The resolution of this issue requires this court to construe language within the relevant provisions of the KSGA. Statutory interpretation involves a question of law over which appellate review is unlimited. State v. McCurry, 279 Kan. 118, 121, 105 P.3d 1247 (2005). The fundamental rule of statutory construction is to determine the legislature's intent. We presume the legislature expressed its intent through the language of the statutory scheme. Ordinary words are to be given their ordinary meanings and technical words their technical meaning. When a statute is plain and unambiguous, an appellate court must give effect to the legislature's intent as expressed rather than determining what the law should or should not be. State v. Bryan, 281 Kan. 157, 159, 130 P.3d 85 (2006). Additionally, various provisions of an act in pari materia must be construed together in an effort to reconcile the provisions so as to make then consistent, harmonious, and sensible. In re Estate of Sauder, 283 Kan. 694, 156 P.3d 1204, 1211 (2007); State ex rel. Morrison v. Oshman Sporting Goods Co. Kansas, 275 Kan. 763, 768, 69 P.3d 1087 (2003).

→ Things to do
• 1. Summarize the passage on statutory construction in two sentences.
• 2. In the passage on statutory construction, what does an appellate court do when a statute is plain and unambiguous?
• 3. Write the next part of the passage on statutory construction, picking up after its final citation.

→ Collected material
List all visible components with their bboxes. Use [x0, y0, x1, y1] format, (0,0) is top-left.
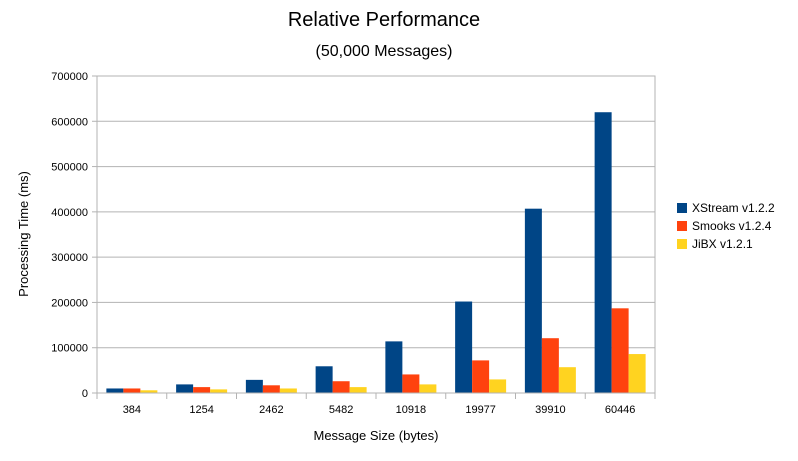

→ Answer set
• 1. To resolve the issue, the court must construe language in the relevant provisions of the KSGA, and statutory interpretation is a question of law over which appellate review is unlimited. The fundamental rule is to determine the legislature's intent as expressed in the statute's language: ordinary and technical words get their ordinary and technical meanings, plain and unambiguous statutes are applied as written, and provisions of an act in pari materia are construed together to make them consistent, harmonious, and sensible.

• 2. It must give effect to the legislature's intent as expressed rather than determining what the law should or should not be.

• 3.
Statutory Context

The first relevant provision of the KSGA dictates that "if the judge sentences the defendant to confinement" the judge must "pronounce the complete sentence which shall include the prison sentence, the maximum potential reduction to such sentence as a result of good time and the period of postrelease supervision." K.S.A.2006 Supp. 21-4704(e)(2). This requirement clearly mandates and defines two segments of the bifurcated sentence: the period of confinement and the period of postrelease supervision.

Drawing a distinction between the two segments is consistent with the meaning of the terms. "Confinement," a term of ordinary meaning, is "[t]he act of imprisoning or restraining someone; the state of being imprisoned or restrained." Black's Law Dictionary 318 (8th ed.2004). In contrast, the term "postrelease supervision" has "particular technical meaning under the [KSGA]." Fanning v. State, 25 Kan.App.2d 469, 470, 967 P.2d 1083, rev. denied 266 Kan. 1108 (1998). It is defined by statute as

"the release of a prisoner to the community after having served a period of imprisonment or equivalent time served in a facility where credit for time served is awarded as set forth by the court, subject to conditions imposed by the Kansas parole board and to the secretary of correction's supervision." (Emphasis added.) K.S.A. 21-4703(p).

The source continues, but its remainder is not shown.